-- Problem to work on --
Repeat the listing exactly as given, omitting every image.

-- Provided data --
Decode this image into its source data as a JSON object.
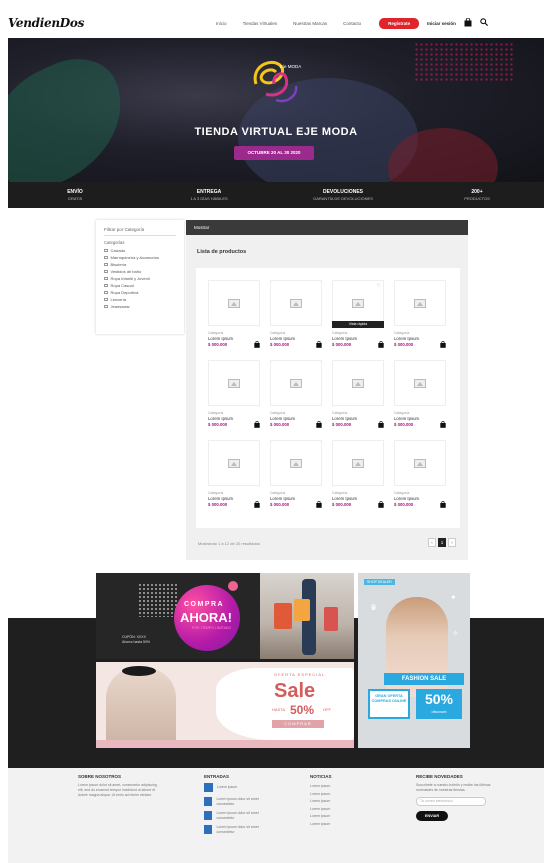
{
  "header": {
    "logo": "VendienDos",
    "nav": [
      "Inicio",
      "Tiendas Virtuales",
      "Nuestras Marcas",
      "Contacto"
    ],
    "register_button": "Regístrate",
    "login": "Iniciar sesión",
    "cart_icon": "bag-icon",
    "search_icon": "search-icon"
  },
  "hero": {
    "emblem_text": "Eje MODA",
    "title": "TIENDA VIRTUAL EJE MODA",
    "date": "OCTUBRE 20 AL 30 2020"
  },
  "info_bar": [
    {
      "title": "ENVÍO",
      "sub": "GRATIS"
    },
    {
      "title": "ENTREGA",
      "sub": "1 A 3 DÍAS HÁBILES"
    },
    {
      "title": "DEVOLUCIONES",
      "sub": "GARANTÍA DE DEVOLUCIONES"
    },
    {
      "title": "200+",
      "sub": "PRODUCTOS"
    }
  ],
  "sidebar": {
    "title": "Filtrar por Categoría",
    "heading": "Categorías",
    "items": [
      "Calzado",
      "Marroquinería y Accesorios",
      "Bisutería",
      "Vestidos de baño",
      "Ropa Infantil y Juvenil",
      "Ropa Casual",
      "Ropa Deportiva",
      "Lencería",
      "Jeanswear"
    ]
  },
  "panel": {
    "breadcrumb": "Mostrar",
    "title": "Lista de productos",
    "product_category": "Categoría",
    "product_name": "Lorem Ipsum",
    "product_price": "$ 000.000",
    "quick_view": "Vista rápida",
    "pagination_text": "Mostrando 1 a 12 de 20 resultados",
    "pages": [
      "‹",
      "1",
      "›"
    ]
  },
  "banners": {
    "compra": "COMPRA",
    "ahora": "AHORA!",
    "ahora_sub": "POR TIEMPO LIMITADO",
    "codigo": "CUPÓN: XXXX\nAhorra hasta 50%",
    "oferta": "OFERTA ESPECIAL",
    "sale": "Sale",
    "hasta": "HASTA",
    "pct": "50%",
    "off": "OFF",
    "comprar": "COMPRAR",
    "shop_tag": "SHOP DEALER",
    "fashion_sale": "FASHION SALE",
    "oferta_box": "GRAN OFERTA COMPRAS ONLINE",
    "pct2": "50%",
    "discount": "discount"
  },
  "footer": {
    "col1_title": "SOBRE NOSOTROS",
    "col1_text": "Lorem ipsum dolor sit amet, consectetur adipiscing elit, sed do eiusmod tempor incididunt ut labore et dolore magna aliqua. Ut enim ad minim veniam.",
    "col2_title": "ENTRADAS",
    "col2_items": [
      "Lorem ipsum",
      "Lorem ipsum dolor sit amet consectetur",
      "Lorem ipsum dolor sit amet consectetur",
      "Lorem ipsum dolor sit amet consectetur"
    ],
    "col3_title": "NOTICIAS",
    "col3_links": [
      "Lorem ipsum",
      "Lorem ipsum",
      "Lorem ipsum",
      "Lorem ipsum",
      "Lorem ipsum",
      "Lorem ipsum"
    ],
    "col4_title": "RECIBE NOVEDADES",
    "col4_text": "Suscríbete a nuestro boletín y recibe las últimas novedades de nuestras tiendas.",
    "email_placeholder": "Tu correo electrónico",
    "send_button": "ENVIAR"
  },
  "colors": {
    "accent_red": "#e0242c",
    "brand_purple": "#9b2a8c",
    "price_magenta": "#a01a7d",
    "dark": "#1f1f1f"
  }
}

-- Exercise solution --
Decode this image into its source data as a JSON object.
{
  "header": {
    "logo": "VendienDos",
    "nav": [
      "Inicio",
      "Tiendas Virtuales",
      "Nuestras Marcas",
      "Contacto"
    ],
    "register_button": "Regístrate",
    "login": "Iniciar sesión",
    "cart_icon": "bag-icon",
    "search_icon": "search-icon"
  },
  "hero": {
    "emblem_text": "Eje MODA",
    "title": "TIENDA VIRTUAL EJE MODA",
    "date": "OCTUBRE 20 AL 30 2020"
  },
  "info_bar": [
    {
      "title": "ENVÍO",
      "sub": "GRATIS"
    },
    {
      "title": "ENTREGA",
      "sub": "1 A 3 DÍAS HÁBILES"
    },
    {
      "title": "DEVOLUCIONES",
      "sub": "GARANTÍA DE DEVOLUCIONES"
    },
    {
      "title": "200+",
      "sub": "PRODUCTOS"
    }
  ],
  "sidebar": {
    "title": "Filtrar por Categoría",
    "heading": "Categorías",
    "items": [
      "Calzado",
      "Marroquinería y Accesorios",
      "Bisutería",
      "Vestidos de baño",
      "Ropa Infantil y Juvenil",
      "Ropa Casual",
      "Ropa Deportiva",
      "Lencería",
      "Jeanswear"
    ]
  },
  "panel": {
    "breadcrumb": "Mostrar",
    "title": "Lista de productos",
    "product_category": "Categoría",
    "product_name": "Lorem Ipsum",
    "product_price": "$ 000.000",
    "quick_view": "Vista rápida",
    "pagination_text": "Mostrando 1 a 12 de 20 resultados",
    "pages": [
      "‹",
      "1",
      "›"
    ]
  },
  "banners": {
    "compra": "COMPRA",
    "ahora": "AHORA!",
    "ahora_sub": "POR TIEMPO LIMITADO",
    "codigo": "CUPÓN: XXXX\nAhorra hasta 50%",
    "oferta": "OFERTA ESPECIAL",
    "sale": "Sale",
    "hasta": "HASTA",
    "pct": "50%",
    "off": "OFF",
    "comprar": "COMPRAR",
    "shop_tag": "SHOP DEALER",
    "fashion_sale": "FASHION SALE",
    "oferta_box": "GRAN OFERTA COMPRAS ONLINE",
    "pct2": "50%",
    "discount": "discount"
  },
  "footer": {
    "col1_title": "SOBRE NOSOTROS",
    "col1_text": "Lorem ipsum dolor sit amet, consectetur adipiscing elit, sed do eiusmod tempor incididunt ut labore et dolore magna aliqua. Ut enim ad minim veniam.",
    "col2_title": "ENTRADAS",
    "col2_items": [
      "Lorem ipsum",
      "Lorem ipsum dolor sit amet consectetur",
      "Lorem ipsum dolor sit amet consectetur",
      "Lorem ipsum dolor sit amet consectetur"
    ],
    "col3_title": "NOTICIAS",
    "col3_links": [
      "Lorem ipsum",
      "Lorem ipsum",
      "Lorem ipsum",
      "Lorem ipsum",
      "Lorem ipsum",
      "Lorem ipsum"
    ],
    "col4_title": "RECIBE NOVEDADES",
    "col4_text": "Suscríbete a nuestro boletín y recibe las últimas novedades de nuestras tiendas.",
    "email_placeholder": "Tu correo electrónico",
    "send_button": "ENVIAR"
  },
  "colors": {
    "accent_red": "#e0242c",
    "brand_purple": "#9b2a8c",
    "price_magenta": "#a01a7d",
    "dark": "#1f1f1f"
  }
}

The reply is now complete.